* _What is being asked_: Reproduce all of the listing below without alteration.

* start Records *

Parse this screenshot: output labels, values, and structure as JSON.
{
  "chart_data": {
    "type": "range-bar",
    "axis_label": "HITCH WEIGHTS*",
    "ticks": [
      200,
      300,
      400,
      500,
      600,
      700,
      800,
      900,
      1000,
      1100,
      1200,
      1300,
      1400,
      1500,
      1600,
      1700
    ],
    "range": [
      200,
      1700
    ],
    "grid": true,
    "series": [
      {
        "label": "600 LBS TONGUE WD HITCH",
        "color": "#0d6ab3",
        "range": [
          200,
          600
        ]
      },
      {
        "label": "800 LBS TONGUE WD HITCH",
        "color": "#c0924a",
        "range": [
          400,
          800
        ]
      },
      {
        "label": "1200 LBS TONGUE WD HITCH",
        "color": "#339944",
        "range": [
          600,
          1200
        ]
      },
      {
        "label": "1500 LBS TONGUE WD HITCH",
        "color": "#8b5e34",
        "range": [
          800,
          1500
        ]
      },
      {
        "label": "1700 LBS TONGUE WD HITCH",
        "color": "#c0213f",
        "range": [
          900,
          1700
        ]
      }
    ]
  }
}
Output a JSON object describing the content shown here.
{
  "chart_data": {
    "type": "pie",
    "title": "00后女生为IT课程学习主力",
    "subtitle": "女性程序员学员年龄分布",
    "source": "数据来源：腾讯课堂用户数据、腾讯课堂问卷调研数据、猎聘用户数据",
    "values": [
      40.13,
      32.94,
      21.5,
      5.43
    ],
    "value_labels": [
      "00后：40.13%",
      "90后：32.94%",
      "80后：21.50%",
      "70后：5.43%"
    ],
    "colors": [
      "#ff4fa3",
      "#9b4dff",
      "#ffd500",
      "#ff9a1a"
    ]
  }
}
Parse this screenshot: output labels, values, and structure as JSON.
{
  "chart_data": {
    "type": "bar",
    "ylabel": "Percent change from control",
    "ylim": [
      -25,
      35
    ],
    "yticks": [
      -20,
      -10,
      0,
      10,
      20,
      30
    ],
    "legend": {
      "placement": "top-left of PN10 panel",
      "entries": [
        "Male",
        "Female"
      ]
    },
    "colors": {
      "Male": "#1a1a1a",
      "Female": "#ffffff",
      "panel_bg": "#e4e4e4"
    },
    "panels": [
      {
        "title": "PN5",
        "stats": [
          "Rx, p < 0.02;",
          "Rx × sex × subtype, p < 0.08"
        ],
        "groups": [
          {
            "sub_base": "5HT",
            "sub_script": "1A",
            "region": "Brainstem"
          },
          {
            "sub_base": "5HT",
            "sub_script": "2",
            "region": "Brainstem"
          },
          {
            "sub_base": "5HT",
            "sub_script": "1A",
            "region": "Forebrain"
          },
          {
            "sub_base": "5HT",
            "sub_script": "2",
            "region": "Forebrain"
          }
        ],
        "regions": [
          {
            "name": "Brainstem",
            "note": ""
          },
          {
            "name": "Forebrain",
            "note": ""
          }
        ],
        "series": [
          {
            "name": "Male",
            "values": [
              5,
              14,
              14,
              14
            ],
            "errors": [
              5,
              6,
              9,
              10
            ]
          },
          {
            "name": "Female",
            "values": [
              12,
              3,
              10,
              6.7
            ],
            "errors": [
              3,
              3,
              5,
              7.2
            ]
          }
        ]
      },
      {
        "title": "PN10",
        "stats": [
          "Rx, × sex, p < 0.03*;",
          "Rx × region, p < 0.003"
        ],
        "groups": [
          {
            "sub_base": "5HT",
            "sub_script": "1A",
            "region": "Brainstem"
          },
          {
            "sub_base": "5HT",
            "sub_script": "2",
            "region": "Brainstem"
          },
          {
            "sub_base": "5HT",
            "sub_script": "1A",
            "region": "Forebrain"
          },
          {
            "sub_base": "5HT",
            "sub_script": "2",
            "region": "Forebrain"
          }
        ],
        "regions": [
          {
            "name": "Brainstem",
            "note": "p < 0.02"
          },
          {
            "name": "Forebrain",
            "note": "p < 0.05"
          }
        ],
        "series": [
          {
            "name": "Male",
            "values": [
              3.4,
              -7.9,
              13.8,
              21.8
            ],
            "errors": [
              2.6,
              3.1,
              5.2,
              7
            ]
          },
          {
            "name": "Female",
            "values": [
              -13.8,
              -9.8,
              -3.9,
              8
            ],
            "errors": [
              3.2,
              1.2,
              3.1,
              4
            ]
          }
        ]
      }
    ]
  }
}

* end Records *

* _Task response_:
Parse this screenshot: output labels, values, and structure as JSON.
{
  "chart_data": {
    "type": "range-bar",
    "axis_label": "HITCH WEIGHTS*",
    "ticks": [
      200,
      300,
      400,
      500,
      600,
      700,
      800,
      900,
      1000,
      1100,
      1200,
      1300,
      1400,
      1500,
      1600,
      1700
    ],
    "range": [
      200,
      1700
    ],
    "grid": true,
    "series": [
      {
        "label": "600 LBS TONGUE WD HITCH",
        "color": "#0d6ab3",
        "range": [
          200,
          600
        ]
      },
      {
        "label": "800 LBS TONGUE WD HITCH",
        "color": "#c0924a",
        "range": [
          400,
          800
        ]
      },
      {
        "label": "1200 LBS TONGUE WD HITCH",
        "color": "#339944",
        "range": [
          600,
          1200
        ]
      },
      {
        "label": "1500 LBS TONGUE WD HITCH",
        "color": "#8b5e34",
        "range": [
          800,
          1500
        ]
      },
      {
        "label": "1700 LBS TONGUE WD HITCH",
        "color": "#c0213f",
        "range": [
          900,
          1700
        ]
      }
    ]
  }
}
Output a JSON object describing the content shown here.
{
  "chart_data": {
    "type": "pie",
    "title": "00后女生为IT课程学习主力",
    "subtitle": "女性程序员学员年龄分布",
    "source": "数据来源：腾讯课堂用户数据、腾讯课堂问卷调研数据、猎聘用户数据",
    "values": [
      40.13,
      32.94,
      21.5,
      5.43
    ],
    "value_labels": [
      "00后：40.13%",
      "90后：32.94%",
      "80后：21.50%",
      "70后：5.43%"
    ],
    "colors": [
      "#ff4fa3",
      "#9b4dff",
      "#ffd500",
      "#ff9a1a"
    ]
  }
}
Parse this screenshot: output labels, values, and structure as JSON.
{
  "chart_data": {
    "type": "bar",
    "ylabel": "Percent change from control",
    "ylim": [
      -25,
      35
    ],
    "yticks": [
      -20,
      -10,
      0,
      10,
      20,
      30
    ],
    "legend": {
      "placement": "top-left of PN10 panel",
      "entries": [
        "Male",
        "Female"
      ]
    },
    "colors": {
      "Male": "#1a1a1a",
      "Female": "#ffffff",
      "panel_bg": "#e4e4e4"
    },
    "panels": [
      {
        "title": "PN5",
        "stats": [
          "Rx, p < 0.02;",
          "Rx × sex × subtype, p < 0.08"
        ],
        "groups": [
          {
            "sub_base": "5HT",
            "sub_script": "1A",
            "region": "Brainstem"
          },
          {
            "sub_base": "5HT",
            "sub_script": "2",
            "region": "Brainstem"
          },
          {
            "sub_base": "5HT",
            "sub_script": "1A",
            "region": "Forebrain"
          },
          {
            "sub_base": "5HT",
            "sub_script": "2",
            "region": "Forebrain"
          }
        ],
        "regions": [
          {
            "name": "Brainstem",
            "note": ""
          },
          {
            "name": "Forebrain",
            "note": ""
          }
        ],
        "series": [
          {
            "name": "Male",
            "values": [
              5,
              14,
              14,
              14
            ],
            "errors": [
              5,
              6,
              9,
              10
            ]
          },
          {
            "name": "Female",
            "values": [
              12,
              3,
              10,
              6.7
            ],
            "errors": [
              3,
              3,
              5,
              7.2
            ]
          }
        ]
      },
      {
        "title": "PN10",
        "stats": [
          "Rx, × sex, p < 0.03*;",
          "Rx × region, p < 0.003"
        ],
        "groups": [
          {
            "sub_base": "5HT",
            "sub_script": "1A",
            "region": "Brainstem"
          },
          {
            "sub_base": "5HT",
            "sub_script": "2",
            "region": "Brainstem"
          },
          {
            "sub_base": "5HT",
            "sub_script": "1A",
            "region": "Forebrain"
          },
          {
            "sub_base": "5HT",
            "sub_script": "2",
            "region": "Forebrain"
          }
        ],
        "regions": [
          {
            "name": "Brainstem",
            "note": "p < 0.02"
          },
          {
            "name": "Forebrain",
            "note": "p < 0.05"
          }
        ],
        "series": [
          {
            "name": "Male",
            "values": [
              3.4,
              -7.9,
              13.8,
              21.8
            ],
            "errors": [
              2.6,
              3.1,
              5.2,
              7
            ]
          },
          {
            "name": "Female",
            "values": [
              -13.8,
              -9.8,
              -3.9,
              8
            ],
            "errors": [
              3.2,
              1.2,
              3.1,
              4
            ]
          }
        ]
      }
    ]
  }
}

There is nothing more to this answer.